++++ Dataset
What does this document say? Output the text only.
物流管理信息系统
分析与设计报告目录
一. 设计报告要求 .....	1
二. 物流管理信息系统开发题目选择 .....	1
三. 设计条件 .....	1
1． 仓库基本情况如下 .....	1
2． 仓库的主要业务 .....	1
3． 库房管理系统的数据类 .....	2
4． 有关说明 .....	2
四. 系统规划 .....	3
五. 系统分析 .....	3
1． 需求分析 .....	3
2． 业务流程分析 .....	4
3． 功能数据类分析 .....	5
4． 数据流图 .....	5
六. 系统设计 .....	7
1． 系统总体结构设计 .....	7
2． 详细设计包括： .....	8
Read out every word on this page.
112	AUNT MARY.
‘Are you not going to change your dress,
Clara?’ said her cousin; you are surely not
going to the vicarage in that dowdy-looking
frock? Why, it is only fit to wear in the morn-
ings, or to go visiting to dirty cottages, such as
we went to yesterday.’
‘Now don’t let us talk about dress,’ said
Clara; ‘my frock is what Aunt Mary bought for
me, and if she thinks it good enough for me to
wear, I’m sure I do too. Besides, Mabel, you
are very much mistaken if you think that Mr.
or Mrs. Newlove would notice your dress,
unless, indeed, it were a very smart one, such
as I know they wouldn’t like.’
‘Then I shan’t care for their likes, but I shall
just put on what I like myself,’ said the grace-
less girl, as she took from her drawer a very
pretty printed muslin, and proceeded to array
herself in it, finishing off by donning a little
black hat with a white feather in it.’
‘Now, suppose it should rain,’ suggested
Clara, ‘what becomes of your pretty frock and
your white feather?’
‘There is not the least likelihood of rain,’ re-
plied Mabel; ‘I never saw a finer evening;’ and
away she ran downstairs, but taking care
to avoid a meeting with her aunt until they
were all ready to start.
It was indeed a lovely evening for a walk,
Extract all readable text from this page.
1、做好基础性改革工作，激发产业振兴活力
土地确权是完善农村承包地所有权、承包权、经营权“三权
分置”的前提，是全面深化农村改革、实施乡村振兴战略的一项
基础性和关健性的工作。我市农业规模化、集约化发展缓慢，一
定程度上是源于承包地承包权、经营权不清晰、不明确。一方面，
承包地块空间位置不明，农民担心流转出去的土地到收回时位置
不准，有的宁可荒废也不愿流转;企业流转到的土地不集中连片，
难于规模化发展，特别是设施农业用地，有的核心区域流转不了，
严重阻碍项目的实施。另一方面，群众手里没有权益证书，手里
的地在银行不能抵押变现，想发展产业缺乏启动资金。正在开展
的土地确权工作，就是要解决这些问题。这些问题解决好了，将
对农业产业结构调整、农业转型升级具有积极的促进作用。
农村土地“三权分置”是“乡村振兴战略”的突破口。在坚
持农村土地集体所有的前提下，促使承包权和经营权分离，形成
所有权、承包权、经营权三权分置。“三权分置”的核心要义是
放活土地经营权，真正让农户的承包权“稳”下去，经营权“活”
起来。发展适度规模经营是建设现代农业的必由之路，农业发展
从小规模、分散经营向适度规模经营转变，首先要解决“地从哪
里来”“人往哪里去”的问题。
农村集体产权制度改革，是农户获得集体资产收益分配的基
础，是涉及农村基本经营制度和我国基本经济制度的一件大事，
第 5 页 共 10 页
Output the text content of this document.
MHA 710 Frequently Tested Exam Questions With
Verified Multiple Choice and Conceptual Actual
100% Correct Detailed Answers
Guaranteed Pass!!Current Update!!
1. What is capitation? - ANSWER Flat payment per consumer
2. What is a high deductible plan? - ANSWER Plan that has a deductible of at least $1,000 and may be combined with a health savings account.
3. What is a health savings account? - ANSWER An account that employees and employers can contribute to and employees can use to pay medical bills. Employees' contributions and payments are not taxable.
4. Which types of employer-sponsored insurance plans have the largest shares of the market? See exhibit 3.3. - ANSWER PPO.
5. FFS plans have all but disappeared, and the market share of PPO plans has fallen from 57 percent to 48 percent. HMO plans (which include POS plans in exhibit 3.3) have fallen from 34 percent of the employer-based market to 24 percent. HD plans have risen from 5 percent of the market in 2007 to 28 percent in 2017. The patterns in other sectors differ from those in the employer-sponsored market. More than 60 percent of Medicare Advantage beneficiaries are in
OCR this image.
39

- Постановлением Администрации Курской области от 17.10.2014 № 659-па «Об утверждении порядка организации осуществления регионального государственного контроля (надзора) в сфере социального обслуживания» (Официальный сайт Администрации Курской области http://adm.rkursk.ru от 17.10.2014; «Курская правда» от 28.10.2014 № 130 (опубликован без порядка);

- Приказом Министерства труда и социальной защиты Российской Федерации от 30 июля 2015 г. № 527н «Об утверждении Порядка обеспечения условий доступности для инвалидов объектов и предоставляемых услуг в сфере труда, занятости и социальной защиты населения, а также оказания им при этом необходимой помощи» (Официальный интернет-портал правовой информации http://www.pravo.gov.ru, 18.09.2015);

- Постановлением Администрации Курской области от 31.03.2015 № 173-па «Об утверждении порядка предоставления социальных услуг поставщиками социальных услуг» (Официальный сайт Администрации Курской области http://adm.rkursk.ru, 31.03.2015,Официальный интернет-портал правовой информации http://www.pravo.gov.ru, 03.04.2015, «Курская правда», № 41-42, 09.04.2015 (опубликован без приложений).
++++++++
[Problem description]
Make an exact copy of the data above.

[Answer below]
What does this document say? Output the text only.
物流管理信息系统
分析与设计报告目录
一. 设计报告要求 .....	1
二. 物流管理信息系统开发题目选择 .....	1
三. 设计条件 .....	1
1． 仓库基本情况如下 .....	1
2． 仓库的主要业务 .....	1
3． 库房管理系统的数据类 .....	2
4． 有关说明 .....	2
四. 系统规划 .....	3
五. 系统分析 .....	3
1． 需求分析 .....	3
2． 业务流程分析 .....	4
3． 功能数据类分析 .....	5
4． 数据流图 .....	5
六. 系统设计 .....	7
1． 系统总体结构设计 .....	7
2． 详细设计包括： .....	8
Read out every word on this page.
112	AUNT MARY.
‘Are you not going to change your dress,
Clara?’ said her cousin; you are surely not
going to the vicarage in that dowdy-looking
frock? Why, it is only fit to wear in the morn-
ings, or to go visiting to dirty cottages, such as
we went to yesterday.’
‘Now don’t let us talk about dress,’ said
Clara; ‘my frock is what Aunt Mary bought for
me, and if she thinks it good enough for me to
wear, I’m sure I do too. Besides, Mabel, you
are very much mistaken if you think that Mr.
or Mrs. Newlove would notice your dress,
unless, indeed, it were a very smart one, such
as I know they wouldn’t like.’
‘Then I shan’t care for their likes, but I shall
just put on what I like myself,’ said the grace-
less girl, as she took from her drawer a very
pretty printed muslin, and proceeded to array
herself in it, finishing off by donning a little
black hat with a white feather in it.’
‘Now, suppose it should rain,’ suggested
Clara, ‘what becomes of your pretty frock and
your white feather?’
‘There is not the least likelihood of rain,’ re-
plied Mabel; ‘I never saw a finer evening;’ and
away she ran downstairs, but taking care
to avoid a meeting with her aunt until they
were all ready to start.
It was indeed a lovely evening for a walk,
Extract all readable text from this page.
1、做好基础性改革工作，激发产业振兴活力
土地确权是完善农村承包地所有权、承包权、经营权“三权
分置”的前提，是全面深化农村改革、实施乡村振兴战略的一项
基础性和关健性的工作。我市农业规模化、集约化发展缓慢，一
定程度上是源于承包地承包权、经营权不清晰、不明确。一方面，
承包地块空间位置不明，农民担心流转出去的土地到收回时位置
不准，有的宁可荒废也不愿流转;企业流转到的土地不集中连片，
难于规模化发展，特别是设施农业用地，有的核心区域流转不了，
严重阻碍项目的实施。另一方面，群众手里没有权益证书，手里
的地在银行不能抵押变现，想发展产业缺乏启动资金。正在开展
的土地确权工作，就是要解决这些问题。这些问题解决好了，将
对农业产业结构调整、农业转型升级具有积极的促进作用。
农村土地“三权分置”是“乡村振兴战略”的突破口。在坚
持农村土地集体所有的前提下，促使承包权和经营权分离，形成
所有权、承包权、经营权三权分置。“三权分置”的核心要义是
放活土地经营权，真正让农户的承包权“稳”下去，经营权“活”
起来。发展适度规模经营是建设现代农业的必由之路，农业发展
从小规模、分散经营向适度规模经营转变，首先要解决“地从哪
里来”“人往哪里去”的问题。
农村集体产权制度改革，是农户获得集体资产收益分配的基
础，是涉及农村基本经营制度和我国基本经济制度的一件大事，
第 5 页 共 10 页
Output the text content of this document.
MHA 710 Frequently Tested Exam Questions With
Verified Multiple Choice and Conceptual Actual
100% Correct Detailed Answers
Guaranteed Pass!!Current Update!!
1. What is capitation? - ANSWER Flat payment per consumer
2. What is a high deductible plan? - ANSWER Plan that has a deductible of at least $1,000 and may be combined with a health savings account.
3. What is a health savings account? - ANSWER An account that employees and employers can contribute to and employees can use to pay medical bills. Employees' contributions and payments are not taxable.
4. Which types of employer-sponsored insurance plans have the largest shares of the market? See exhibit 3.3. - ANSWER PPO.
5. FFS plans have all but disappeared, and the market share of PPO plans has fallen from 57 percent to 48 percent. HMO plans (which include POS plans in exhibit 3.3) have fallen from 34 percent of the employer-based market to 24 percent. HD plans have risen from 5 percent of the market in 2007 to 28 percent in 2017. The patterns in other sectors differ from those in the employer-sponsored market. More than 60 percent of Medicare Advantage beneficiaries are in
OCR this image.
39

- Постановлением Администрации Курской области от 17.10.2014 № 659-па «Об утверждении порядка организации осуществления регионального государственного контроля (надзора) в сфере социального обслуживания» (Официальный сайт Администрации Курской области http://adm.rkursk.ru от 17.10.2014; «Курская правда» от 28.10.2014 № 130 (опубликован без порядка);

- Приказом Министерства труда и социальной защиты Российской Федерации от 30 июля 2015 г. № 527н «Об утверждении Порядка обеспечения условий доступности для инвалидов объектов и предоставляемых услуг в сфере труда, занятости и социальной защиты населения, а также оказания им при этом необходимой помощи» (Официальный интернет-портал правовой информации http://www.pravo.gov.ru, 18.09.2015);

- Постановлением Администрации Курской области от 31.03.2015 № 173-па «Об утверждении порядка предоставления социальных услуг поставщиками социальных услуг» (Официальный сайт Администрации Курской области http://adm.rkursk.ru, 31.03.2015,Официальный интернет-портал правовой информации http://www.pravo.gov.ru, 03.04.2015, «Курская правда», № 41-42, 09.04.2015 (опубликован без приложений).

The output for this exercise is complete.